» Exercise brief
Omit the pictures and retype only the lines from the one containing "Convert this document image to plain text." through the end of the listing, both ends included.
━━━ Entries provided ━━━
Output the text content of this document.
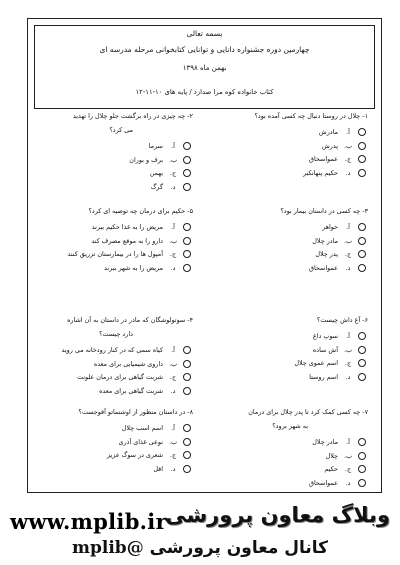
بسمه تعالی
چهارمین دوره جشنواره دانایی و توانایی کتابخوانی مرحله مدرسه ای
بهمن ماه ۱۳۹۸
کتاب خانواده کوه مرا صدازد / پایه های ۱۰-۱۱-۱۲
۱- چلال در روستا دنبال چه کسی آمده بود؟
آ.
مادرش
ب.
پدرش
ج.
عمواسحاق
د.
حکیم پنهانکبر
۲- چه چیزی در راه برگشت جلو چلال را تهدید
می کرد؟
آ.
سرما
ب.
برف و بوران
ج.
بهمن
د.
گرگ
۳- چه کسی در داستان بیمار بود؟
آ.
خواهر
ب.
مادر چلال
ج.
پدر چلال
د.
عمواسحاق
۵- حکیم برای درمان چه توصیه ای کرد؟
آ.
مریض را به غذا حکیم ببرند
ب.
دارو را به موقع مصرف کند
ج.
آمپول ها را در بیمارستان تزریق کنند
د.
مریض را به شهر ببرند
۶- آغ داش چیست؟
آ.
سوپ داغ
ب.
آش ساده
ج.
اسم عموی چلال
د.
اسم روستا
۴- سوتولوشگان که مادر در داستان به آن اشاره
دارد چیست؟
آ.
کیاه سمی که در کنار رودخانه می روید
ب.
داروی شیمیایی برای معده
ج.
شربت گیاهی برای درمان علونت
د.
شربت گیاهی برای معده
۷- چه کسی کمک کرد تا پدر چلال برای درمان
به شهر برود؟
آ.
مادر چلال
ب.
چلال
ج.
حکیم
د.
عمواسحاق
۸- در داستان منظور از اوشتماتو آقوجست؟
آ.
اسم اسب چلال
ب.
نوعی غذای آذری
ج.
شعری در سوگ عزیز
د.
اقل
www.mplib.ir
وبلاگ معاون پرورشی
کانال معاون پرورشی @mplib
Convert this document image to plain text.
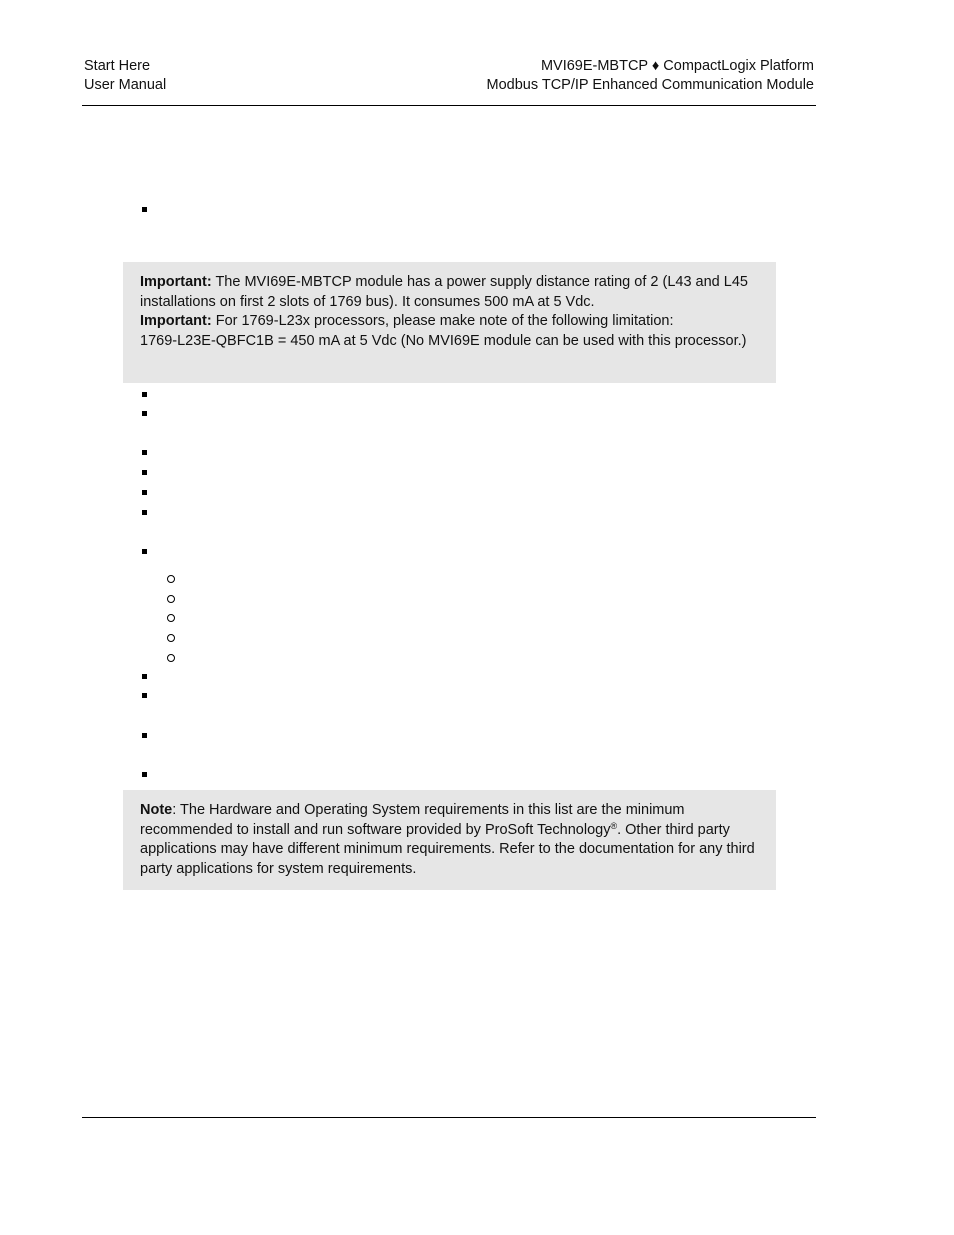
Start Here
User Manual
MVI69E-MBTCP ♦ CompactLogix Platform
Modbus TCP/IP Enhanced Communication Module

Important: The MVI69E-MBTCP module has a power supply distance rating of 2 (L43 and L45

installations on first 2 slots of 1769 bus). It consumes 500 mA at 5 Vdc.

Important: For 1769-L23x processors, please make note of the following limitation:

1769-L23E-QBFC1B = 450 mA at 5 Vdc (No MVI69E module can be used with this processor.)

Note: The Hardware and Operating System requirements in this list are the minimum

recommended to install and run software provided by ProSoft Technology®. Other third party

applications may have different minimum requirements. Refer to the documentation for any third

party applications for system requirements.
━━━
» Exercise output
Convert this document image to plain text.
Start Here
User Manual
MVI69E-MBTCP ♦ CompactLogix Platform
Modbus TCP/IP Enhanced Communication Module

Important: The MVI69E-MBTCP module has a power supply distance rating of 2 (L43 and L45

installations on first 2 slots of 1769 bus). It consumes 500 mA at 5 Vdc.

Important: For 1769-L23x processors, please make note of the following limitation:

1769-L23E-QBFC1B = 450 mA at 5 Vdc (No MVI69E module can be used with this processor.)

Note: The Hardware and Operating System requirements in this list are the minimum

recommended to install and run software provided by ProSoft Technology®. Other third party

applications may have different minimum requirements. Refer to the documentation for any third

party applications for system requirements.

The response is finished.